# Yesterday's work with a trashed s250......



## AmesLandscaping (Jan 4, 2008)

Some of you know we had a hell of a storm come thru Kansas city.....So we were called out yesterday morning... we had a 70xt, and another guys s250... This thing was ruff.....I mean really ruff... They send my brother to go pick this thing up on some farm land... out in the middle of a field.... No GLASS in it at all.....NONE!!!! 1 tire off the rim... none of the 4 tires match..... NO fuel cap....half a seat..TOOTH BUCKET WITH 3 OR 4 TEETH..just load trucks!!!!... I am thinkng...I'm going home when he get's here and I see it...So I climb in it... dig all the snow out.. cause there is no window's... My brother says it runs.... goodluck..... It fires up... unloaded it... dig out more snow..I'm 6'1 330lbs.. need some room...  ....get the tire back on with starting fluid... go get air at the gas station....put a rag in the fuel tank...It has 3200 hrs... bobtach, both hand and foot controlls, high flow, 2 speed..... ...Can you believe!!!!! THIS WAS THE FASTEST, MOST POWERFULL, TIGHTEST MACHINE I HVE EVER OPERATED BESIDES A NEW ONE!!!!!!!!!! THIS THING IN HIGH IN THE 2 SPEED WAS THE FASTEST MACHINE I HAVE EVER OPERATED!!!!!! So I guess sometimes just cause it look like a pile of crap... don't judge it all..... He paid $8000 for it last year... I tried to buy , he said no..... I will buy a 2 speed machine now for sure!!!!!!!!


----------



## AmesLandscaping (Jan 4, 2008)




----------



## AmesLandscaping (Jan 4, 2008)




----------



## AmesLandscaping (Jan 4, 2008)




----------



## AmesLandscaping (Jan 4, 2008)

and one other thing... the bucket was cracked right down the middle about 8 inches... in half.........I think the bobtact was the only thing holding the bucket together......


----------



## mdb landscaping (Sep 29, 2000)

Little overloaded on the trailer?


----------



## sidthss (Oct 23, 2009)

Just because the paints bad doesnt mean they run bad, glad it worked out for ya. Putting that dodge to work huh??


----------



## shooterm (Feb 23, 2010)

We had a T-190 we bought that demo'd like crap and nobody wanted like three years ago. Ended up with a cheap deal. Got it back to the shop and couldn't get the lead shop mech to replace a really worn sprocket and roller. Thing jumped like crazy and would shake the teeth out of yah. Anyways barely was used tell last year a foreman dropped it at the office door and tagged it out. Two new sprokets, couple rollers, and new tracks. Thing handled better then the newest models and barely had hours on it. We used the crap out of it last year and was best skidloader by far. Its funny how "crap" equipment can be fixed by one little quik fix(was just a really badily bent sprocket).

STATED PROBLEM A -> Set down the passage of the skid steer thread from "## mdb landscaping" to "to work huh??" word for word.

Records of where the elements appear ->
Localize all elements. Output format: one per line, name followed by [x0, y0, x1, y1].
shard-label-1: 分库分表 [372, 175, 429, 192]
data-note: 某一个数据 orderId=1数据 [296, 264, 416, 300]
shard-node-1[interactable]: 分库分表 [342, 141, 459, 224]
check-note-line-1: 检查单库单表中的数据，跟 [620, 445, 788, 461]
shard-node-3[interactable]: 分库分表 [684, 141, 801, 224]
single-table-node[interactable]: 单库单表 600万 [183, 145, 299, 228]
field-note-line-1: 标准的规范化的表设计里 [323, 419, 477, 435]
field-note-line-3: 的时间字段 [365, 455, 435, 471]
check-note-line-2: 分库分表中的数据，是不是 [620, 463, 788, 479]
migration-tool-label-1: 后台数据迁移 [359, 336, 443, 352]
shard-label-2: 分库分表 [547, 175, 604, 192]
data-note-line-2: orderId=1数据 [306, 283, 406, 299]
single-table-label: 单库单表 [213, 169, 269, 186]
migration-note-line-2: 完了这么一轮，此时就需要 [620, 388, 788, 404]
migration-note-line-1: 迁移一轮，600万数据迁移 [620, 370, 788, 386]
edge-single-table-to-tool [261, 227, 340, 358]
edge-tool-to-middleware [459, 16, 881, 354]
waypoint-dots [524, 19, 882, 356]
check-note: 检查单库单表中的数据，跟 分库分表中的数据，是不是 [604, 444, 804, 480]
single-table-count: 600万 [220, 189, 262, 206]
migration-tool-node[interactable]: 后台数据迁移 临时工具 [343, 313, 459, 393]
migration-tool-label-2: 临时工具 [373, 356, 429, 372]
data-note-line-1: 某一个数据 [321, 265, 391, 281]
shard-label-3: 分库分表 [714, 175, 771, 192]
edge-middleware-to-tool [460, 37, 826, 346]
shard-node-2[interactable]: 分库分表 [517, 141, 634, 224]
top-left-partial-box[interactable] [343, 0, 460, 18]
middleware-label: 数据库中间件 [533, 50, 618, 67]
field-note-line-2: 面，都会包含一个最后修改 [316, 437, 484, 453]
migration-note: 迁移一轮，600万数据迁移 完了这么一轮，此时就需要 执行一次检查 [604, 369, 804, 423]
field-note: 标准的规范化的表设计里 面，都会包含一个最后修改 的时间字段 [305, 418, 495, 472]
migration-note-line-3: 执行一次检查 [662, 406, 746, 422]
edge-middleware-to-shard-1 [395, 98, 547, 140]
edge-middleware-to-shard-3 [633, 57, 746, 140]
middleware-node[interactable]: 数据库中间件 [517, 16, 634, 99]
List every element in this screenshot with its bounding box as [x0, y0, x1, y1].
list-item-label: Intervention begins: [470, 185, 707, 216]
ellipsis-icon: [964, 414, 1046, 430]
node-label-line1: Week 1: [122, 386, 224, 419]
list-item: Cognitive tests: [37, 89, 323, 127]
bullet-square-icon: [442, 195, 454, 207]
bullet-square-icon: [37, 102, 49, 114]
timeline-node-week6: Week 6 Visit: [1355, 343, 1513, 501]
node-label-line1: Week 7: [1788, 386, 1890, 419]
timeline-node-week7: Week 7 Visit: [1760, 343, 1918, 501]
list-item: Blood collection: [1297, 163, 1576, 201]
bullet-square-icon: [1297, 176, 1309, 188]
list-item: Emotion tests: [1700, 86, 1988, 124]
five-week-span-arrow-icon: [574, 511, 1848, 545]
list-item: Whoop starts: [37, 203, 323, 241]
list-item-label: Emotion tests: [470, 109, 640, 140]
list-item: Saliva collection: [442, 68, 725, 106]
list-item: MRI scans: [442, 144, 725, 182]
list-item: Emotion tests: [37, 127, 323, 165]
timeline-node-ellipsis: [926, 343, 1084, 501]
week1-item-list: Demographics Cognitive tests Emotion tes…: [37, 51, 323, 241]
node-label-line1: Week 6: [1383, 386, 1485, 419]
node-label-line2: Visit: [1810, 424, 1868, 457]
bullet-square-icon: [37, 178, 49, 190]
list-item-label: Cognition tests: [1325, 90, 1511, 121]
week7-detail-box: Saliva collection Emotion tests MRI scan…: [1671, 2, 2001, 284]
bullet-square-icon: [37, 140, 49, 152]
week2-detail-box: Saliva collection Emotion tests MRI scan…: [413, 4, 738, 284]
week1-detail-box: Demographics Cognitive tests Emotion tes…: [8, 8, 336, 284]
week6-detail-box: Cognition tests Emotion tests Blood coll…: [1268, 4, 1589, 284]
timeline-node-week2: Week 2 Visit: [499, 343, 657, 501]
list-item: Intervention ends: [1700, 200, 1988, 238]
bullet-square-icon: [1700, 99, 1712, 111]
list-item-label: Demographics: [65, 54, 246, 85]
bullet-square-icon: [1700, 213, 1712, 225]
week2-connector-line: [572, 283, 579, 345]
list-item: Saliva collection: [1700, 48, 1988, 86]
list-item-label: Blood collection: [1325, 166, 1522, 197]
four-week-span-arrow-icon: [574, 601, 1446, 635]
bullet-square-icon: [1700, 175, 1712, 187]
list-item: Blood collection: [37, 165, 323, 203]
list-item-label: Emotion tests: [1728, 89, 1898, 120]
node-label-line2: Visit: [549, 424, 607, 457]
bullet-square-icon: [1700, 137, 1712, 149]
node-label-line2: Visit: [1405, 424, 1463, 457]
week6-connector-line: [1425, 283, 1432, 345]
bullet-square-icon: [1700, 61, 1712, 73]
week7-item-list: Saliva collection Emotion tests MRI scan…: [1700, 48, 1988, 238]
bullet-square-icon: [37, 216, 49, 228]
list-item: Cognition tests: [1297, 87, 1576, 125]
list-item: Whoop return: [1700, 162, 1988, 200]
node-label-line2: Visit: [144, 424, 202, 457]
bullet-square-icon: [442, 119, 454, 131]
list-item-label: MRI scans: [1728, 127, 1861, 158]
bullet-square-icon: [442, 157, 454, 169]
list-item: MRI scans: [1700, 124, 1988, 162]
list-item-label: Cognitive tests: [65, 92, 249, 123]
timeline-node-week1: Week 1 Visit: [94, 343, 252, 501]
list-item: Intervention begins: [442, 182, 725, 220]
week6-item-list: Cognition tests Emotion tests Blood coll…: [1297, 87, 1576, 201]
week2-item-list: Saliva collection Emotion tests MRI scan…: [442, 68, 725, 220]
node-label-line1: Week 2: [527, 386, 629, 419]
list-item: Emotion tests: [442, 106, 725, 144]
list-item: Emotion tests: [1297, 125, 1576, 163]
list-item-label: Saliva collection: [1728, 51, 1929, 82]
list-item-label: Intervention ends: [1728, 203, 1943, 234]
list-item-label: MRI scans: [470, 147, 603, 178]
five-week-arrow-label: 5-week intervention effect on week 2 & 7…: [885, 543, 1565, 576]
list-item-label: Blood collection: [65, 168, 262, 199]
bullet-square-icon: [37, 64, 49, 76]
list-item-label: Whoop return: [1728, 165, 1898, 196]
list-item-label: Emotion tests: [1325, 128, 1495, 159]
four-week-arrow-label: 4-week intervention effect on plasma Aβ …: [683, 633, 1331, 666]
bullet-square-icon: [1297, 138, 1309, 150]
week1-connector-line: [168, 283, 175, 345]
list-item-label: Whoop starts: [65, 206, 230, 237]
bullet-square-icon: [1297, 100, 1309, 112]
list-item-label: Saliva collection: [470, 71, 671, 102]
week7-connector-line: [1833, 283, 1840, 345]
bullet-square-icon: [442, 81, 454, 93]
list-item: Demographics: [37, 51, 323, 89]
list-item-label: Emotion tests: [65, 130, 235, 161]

STATED PROBLEM B -> In the listing, rewrite the lines from the start through the line containing "single-table-node[interactable]: 单库单表 600万", swapping "interactable" for "clickable" and leaving everything else unchanged.

ANSWER A ->
## mdb landscaping (Sep 29, 2000)

Little overloaded on the trailer?


----------



## sidthss (Oct 23, 2009)

Just because the paints bad doesnt mean they run bad, glad it worked out for ya. Putting that dodge to work huh??

ANSWER B ->
Localize all elements. Output format: one per line, name followed by [x0, y0, x1, y1].
shard-label-1: 分库分表 [372, 175, 429, 192]
data-note: 某一个数据 orderId=1数据 [296, 264, 416, 300]
shard-node-1[clickable]: 分库分表 [342, 141, 459, 224]
check-note-line-1: 检查单库单表中的数据，跟 [620, 445, 788, 461]
shard-node-3[clickable]: 分库分表 [684, 141, 801, 224]
single-table-node[clickable]: 单库单表 600万 [183, 145, 299, 228]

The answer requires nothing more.